Sri Lankas geflüchteter Präsident Gotabaya Rajapaksa hat mit einem Tag Verspätung ein Schreiben mit seinem Rücktritt gemailt. Offiziell verkündet werde dieser aber erst, wenn das Originalschreiben am Freitag auf dem Postweg eintreffe, sagte ein Sprecher des Büro von Parlamentspräsident Mahinda Yapa Abeywardena am Donnerstag der Deutschen Presse-Agentur (dpa) in Colombo. Ursprünglich hatte der 73-Jährige angekündet, am Mittwoch offiziell zurückzutreten.
Rajapaksa war am Mittwoch gemeinsam mit seiner Frau in einer Militärmaschine auf die nahe gelegenen Malediven geflogen. Nach Massenprotesten, Rücktrittsforderungen und einem Sturm des Präsidentenpalastes hat er Sri Lanka verlassen. Am Donnerstag flog er nach Singapur weiter, wie das Büro des inzwischen geschäftsführenden Präsidenten Ranil Wickremesinghe bestätigte.
Neuer Staatschef soll wohl nächste Woche gewählt werden
Der bei Demonstranten ebenfalls unpopuläre Wickremesinghe wurde übergangsweise zu seinem Nachfolger bestimmt. Voraussichtlich nächste Woche soll dann das Parlament einen neuen Staatschef wählen.
++++++++++
Kannst du aus der Meldung über Rajapaksas Rücktritt die Passage von „Rajapaksa war am“ bis „neuen Staatschef wählen.“ noch einmal wiedergeben und darin „Singapur“ gegen „Bangkok“ tauschen?

Daten:
++++++++++
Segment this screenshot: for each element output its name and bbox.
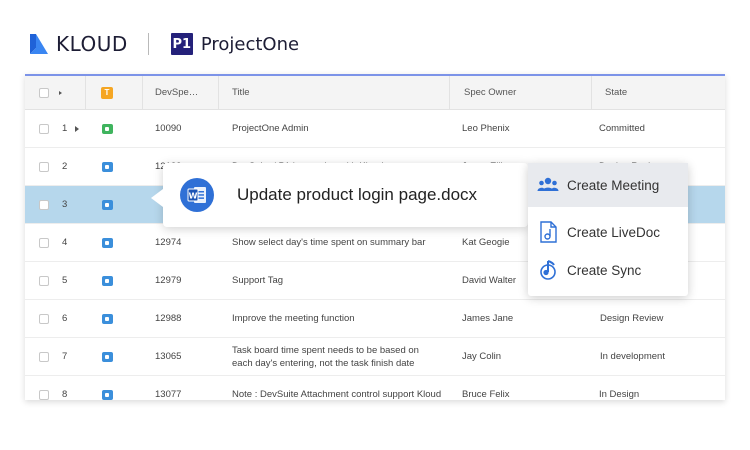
++++++++++
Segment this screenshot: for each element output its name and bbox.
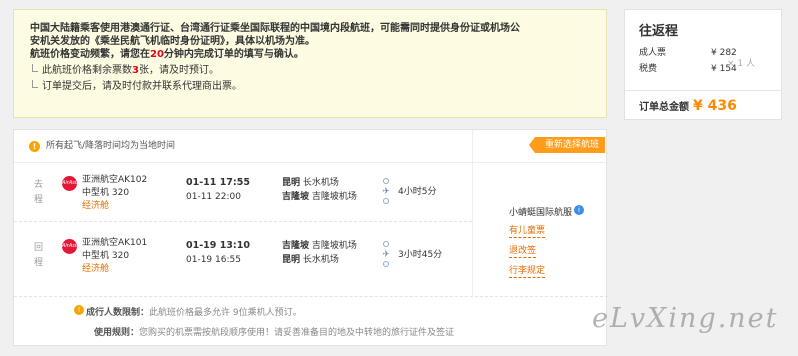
++++++++++
Lösung:
Rajapaksa war am Mittwoch gemeinsam mit seiner Frau in einer Militärmaschine auf die nahe gelegenen Malediven geflogen. Nach Massenprotesten, Rücktrittsforderungen und einem Sturm des Präsidentenpalastes hat er Sri Lanka verlassen. Am Donnerstag flog er nach Bangkok weiter, wie das Büro des inzwischen geschäftsführenden Präsidenten Ranil Wickremesinghe bestätigte.
Neuer Staatschef soll wohl nächste Woche gewählt werden
Der bei Demonstranten ebenfalls unpopuläre Wickremesinghe wurde übergangsweise zu seinem Nachfolger bestimmt. Voraussichtlich nächste Woche soll dann das Parlament einen neuen Staatschef wählen.